:: WHAT THIS TASK INVOLVES ::
Looking at the listing beneath, work out how many lines hold "sekolah" and report only that figure.

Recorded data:
§

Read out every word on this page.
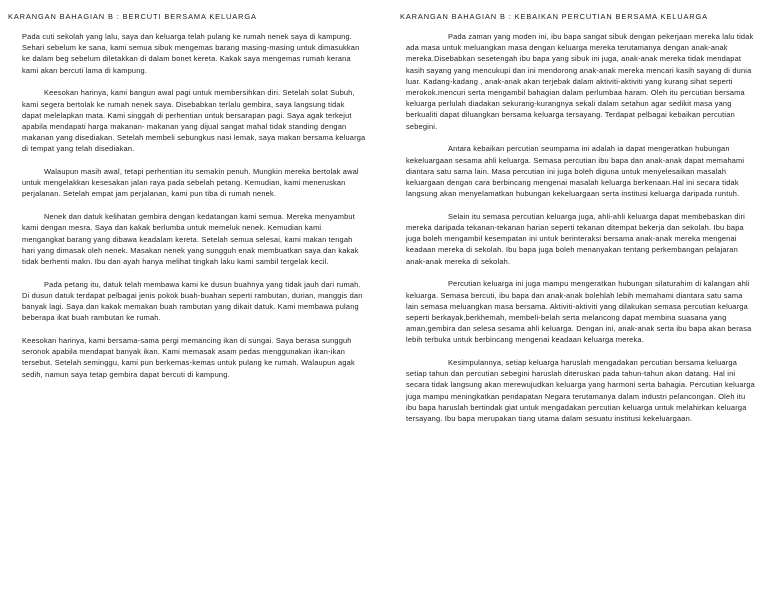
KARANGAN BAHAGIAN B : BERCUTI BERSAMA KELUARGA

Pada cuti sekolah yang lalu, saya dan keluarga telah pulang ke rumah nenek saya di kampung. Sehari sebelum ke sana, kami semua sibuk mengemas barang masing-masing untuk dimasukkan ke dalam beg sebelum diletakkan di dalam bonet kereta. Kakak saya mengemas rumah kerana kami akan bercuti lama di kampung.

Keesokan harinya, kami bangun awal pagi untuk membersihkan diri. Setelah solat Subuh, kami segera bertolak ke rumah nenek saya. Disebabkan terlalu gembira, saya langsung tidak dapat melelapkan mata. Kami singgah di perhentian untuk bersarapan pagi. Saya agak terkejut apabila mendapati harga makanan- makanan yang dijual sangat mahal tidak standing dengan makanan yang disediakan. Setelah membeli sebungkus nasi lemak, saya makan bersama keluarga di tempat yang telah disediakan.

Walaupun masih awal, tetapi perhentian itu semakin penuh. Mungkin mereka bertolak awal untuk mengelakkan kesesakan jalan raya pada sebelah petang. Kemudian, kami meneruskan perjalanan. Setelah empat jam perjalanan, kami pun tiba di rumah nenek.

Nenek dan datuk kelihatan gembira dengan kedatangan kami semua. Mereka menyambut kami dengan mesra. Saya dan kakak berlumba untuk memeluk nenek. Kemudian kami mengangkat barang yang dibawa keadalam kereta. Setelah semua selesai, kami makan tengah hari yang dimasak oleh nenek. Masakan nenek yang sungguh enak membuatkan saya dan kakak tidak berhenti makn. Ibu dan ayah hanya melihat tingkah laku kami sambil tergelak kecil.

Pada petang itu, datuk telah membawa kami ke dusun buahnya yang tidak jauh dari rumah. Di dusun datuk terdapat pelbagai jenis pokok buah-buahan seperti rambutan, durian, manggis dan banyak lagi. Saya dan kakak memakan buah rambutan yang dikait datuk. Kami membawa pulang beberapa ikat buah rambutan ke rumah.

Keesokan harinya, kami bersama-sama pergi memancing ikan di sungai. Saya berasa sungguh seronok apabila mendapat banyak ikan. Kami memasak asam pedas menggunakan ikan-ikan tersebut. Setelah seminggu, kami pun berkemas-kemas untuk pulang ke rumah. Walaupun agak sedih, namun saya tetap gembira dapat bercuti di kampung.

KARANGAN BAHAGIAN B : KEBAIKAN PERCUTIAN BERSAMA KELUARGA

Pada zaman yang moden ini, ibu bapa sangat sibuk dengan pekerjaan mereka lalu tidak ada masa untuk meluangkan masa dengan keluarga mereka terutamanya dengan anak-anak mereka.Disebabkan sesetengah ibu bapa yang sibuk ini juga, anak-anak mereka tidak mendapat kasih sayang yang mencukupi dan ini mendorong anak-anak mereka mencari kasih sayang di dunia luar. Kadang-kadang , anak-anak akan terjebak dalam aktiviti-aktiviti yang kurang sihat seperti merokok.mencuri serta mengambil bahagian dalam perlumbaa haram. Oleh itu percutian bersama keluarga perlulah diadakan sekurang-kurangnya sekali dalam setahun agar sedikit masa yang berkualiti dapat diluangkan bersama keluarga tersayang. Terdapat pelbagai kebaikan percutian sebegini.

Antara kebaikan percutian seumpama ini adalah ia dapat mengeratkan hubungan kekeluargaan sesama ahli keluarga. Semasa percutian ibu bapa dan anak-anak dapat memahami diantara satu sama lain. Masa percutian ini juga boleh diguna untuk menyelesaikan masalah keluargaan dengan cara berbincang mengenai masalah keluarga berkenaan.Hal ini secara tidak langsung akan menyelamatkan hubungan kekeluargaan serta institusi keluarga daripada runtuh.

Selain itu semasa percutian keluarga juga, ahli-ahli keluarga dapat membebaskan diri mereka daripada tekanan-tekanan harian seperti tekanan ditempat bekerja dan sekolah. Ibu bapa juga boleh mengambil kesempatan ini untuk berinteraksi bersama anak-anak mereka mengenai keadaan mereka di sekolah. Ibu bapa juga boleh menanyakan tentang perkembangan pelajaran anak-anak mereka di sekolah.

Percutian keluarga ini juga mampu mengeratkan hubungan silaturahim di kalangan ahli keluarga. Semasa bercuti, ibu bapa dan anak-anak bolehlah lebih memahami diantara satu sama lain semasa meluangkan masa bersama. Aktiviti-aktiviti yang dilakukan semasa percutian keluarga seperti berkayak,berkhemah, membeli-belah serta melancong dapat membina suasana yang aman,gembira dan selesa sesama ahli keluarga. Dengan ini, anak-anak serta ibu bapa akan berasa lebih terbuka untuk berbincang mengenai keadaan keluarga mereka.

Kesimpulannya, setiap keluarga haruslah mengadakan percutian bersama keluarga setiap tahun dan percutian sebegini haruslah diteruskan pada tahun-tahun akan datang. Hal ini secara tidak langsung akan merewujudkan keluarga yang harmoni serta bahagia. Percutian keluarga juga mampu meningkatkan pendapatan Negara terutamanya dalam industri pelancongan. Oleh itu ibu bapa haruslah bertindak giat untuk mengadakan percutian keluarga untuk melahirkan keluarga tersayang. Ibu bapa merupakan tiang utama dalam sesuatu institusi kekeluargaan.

§

:: FINISHED EXERCISE ::
2